Data items
________________________________________

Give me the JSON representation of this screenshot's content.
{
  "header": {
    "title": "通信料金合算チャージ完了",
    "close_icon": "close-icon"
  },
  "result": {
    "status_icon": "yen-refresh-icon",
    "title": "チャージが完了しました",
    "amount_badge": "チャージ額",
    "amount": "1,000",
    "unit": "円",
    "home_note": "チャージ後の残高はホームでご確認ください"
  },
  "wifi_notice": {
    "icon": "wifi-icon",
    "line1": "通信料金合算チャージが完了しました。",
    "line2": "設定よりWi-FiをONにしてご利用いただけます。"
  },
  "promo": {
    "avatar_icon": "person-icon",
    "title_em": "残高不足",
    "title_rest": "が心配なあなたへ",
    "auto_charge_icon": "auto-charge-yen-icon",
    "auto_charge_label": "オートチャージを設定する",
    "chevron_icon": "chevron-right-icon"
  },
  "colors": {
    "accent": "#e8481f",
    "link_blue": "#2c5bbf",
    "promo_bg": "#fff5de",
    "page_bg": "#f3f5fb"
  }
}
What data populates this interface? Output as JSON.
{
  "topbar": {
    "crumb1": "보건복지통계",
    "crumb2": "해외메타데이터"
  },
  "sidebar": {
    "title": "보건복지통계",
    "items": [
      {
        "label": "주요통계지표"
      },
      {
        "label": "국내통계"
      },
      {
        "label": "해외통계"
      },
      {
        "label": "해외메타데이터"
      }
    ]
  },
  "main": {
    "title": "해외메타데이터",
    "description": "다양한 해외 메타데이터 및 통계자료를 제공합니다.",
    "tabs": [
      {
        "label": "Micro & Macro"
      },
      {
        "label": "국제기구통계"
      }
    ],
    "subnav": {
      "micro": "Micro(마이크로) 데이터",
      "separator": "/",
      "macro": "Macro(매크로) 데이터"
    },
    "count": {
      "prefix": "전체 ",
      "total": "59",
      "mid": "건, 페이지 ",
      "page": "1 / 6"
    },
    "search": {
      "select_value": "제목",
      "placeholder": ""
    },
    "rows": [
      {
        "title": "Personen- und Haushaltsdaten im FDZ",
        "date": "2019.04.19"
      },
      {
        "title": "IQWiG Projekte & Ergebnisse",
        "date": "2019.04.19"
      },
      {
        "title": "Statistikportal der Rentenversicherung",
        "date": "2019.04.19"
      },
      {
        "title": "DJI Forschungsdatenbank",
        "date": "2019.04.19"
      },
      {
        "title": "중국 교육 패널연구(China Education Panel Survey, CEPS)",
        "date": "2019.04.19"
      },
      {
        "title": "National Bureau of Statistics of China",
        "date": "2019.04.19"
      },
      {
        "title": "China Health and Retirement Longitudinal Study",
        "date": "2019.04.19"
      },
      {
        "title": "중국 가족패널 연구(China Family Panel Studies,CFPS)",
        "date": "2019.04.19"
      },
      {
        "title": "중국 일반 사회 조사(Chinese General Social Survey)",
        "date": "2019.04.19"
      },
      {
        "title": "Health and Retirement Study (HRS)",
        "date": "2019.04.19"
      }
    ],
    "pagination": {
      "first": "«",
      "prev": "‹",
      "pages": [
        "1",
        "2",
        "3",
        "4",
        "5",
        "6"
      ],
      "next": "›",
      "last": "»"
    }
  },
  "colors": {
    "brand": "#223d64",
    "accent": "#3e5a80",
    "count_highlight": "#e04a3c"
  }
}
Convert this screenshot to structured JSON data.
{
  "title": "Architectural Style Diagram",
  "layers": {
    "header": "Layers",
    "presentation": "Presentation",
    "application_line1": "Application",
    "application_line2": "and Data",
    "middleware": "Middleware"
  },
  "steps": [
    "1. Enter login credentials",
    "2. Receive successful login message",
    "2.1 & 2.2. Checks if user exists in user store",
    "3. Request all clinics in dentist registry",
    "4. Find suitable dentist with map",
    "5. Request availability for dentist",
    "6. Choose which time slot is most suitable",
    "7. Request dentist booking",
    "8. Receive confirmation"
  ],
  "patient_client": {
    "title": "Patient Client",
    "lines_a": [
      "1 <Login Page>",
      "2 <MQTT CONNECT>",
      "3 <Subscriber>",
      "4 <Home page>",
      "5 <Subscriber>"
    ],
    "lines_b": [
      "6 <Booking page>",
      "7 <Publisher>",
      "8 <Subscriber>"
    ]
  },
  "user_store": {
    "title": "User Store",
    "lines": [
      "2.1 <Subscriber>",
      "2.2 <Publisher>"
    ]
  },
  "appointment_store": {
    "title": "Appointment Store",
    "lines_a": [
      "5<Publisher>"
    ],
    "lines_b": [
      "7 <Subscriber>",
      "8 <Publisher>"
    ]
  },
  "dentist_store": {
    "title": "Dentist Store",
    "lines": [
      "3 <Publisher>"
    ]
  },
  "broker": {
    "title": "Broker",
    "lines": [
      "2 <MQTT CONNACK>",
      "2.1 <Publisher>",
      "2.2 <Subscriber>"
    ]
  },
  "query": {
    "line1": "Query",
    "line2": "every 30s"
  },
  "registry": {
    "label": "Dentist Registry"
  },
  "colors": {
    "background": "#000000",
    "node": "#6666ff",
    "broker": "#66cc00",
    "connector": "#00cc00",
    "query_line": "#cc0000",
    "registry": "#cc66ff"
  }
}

________________________________________

- Goal of the exercise
Extract every line containing the string "screenshot" from the material.

- Finished task
Give me the JSON representation of this screenshot's content.
Convert this screenshot to structured JSON data.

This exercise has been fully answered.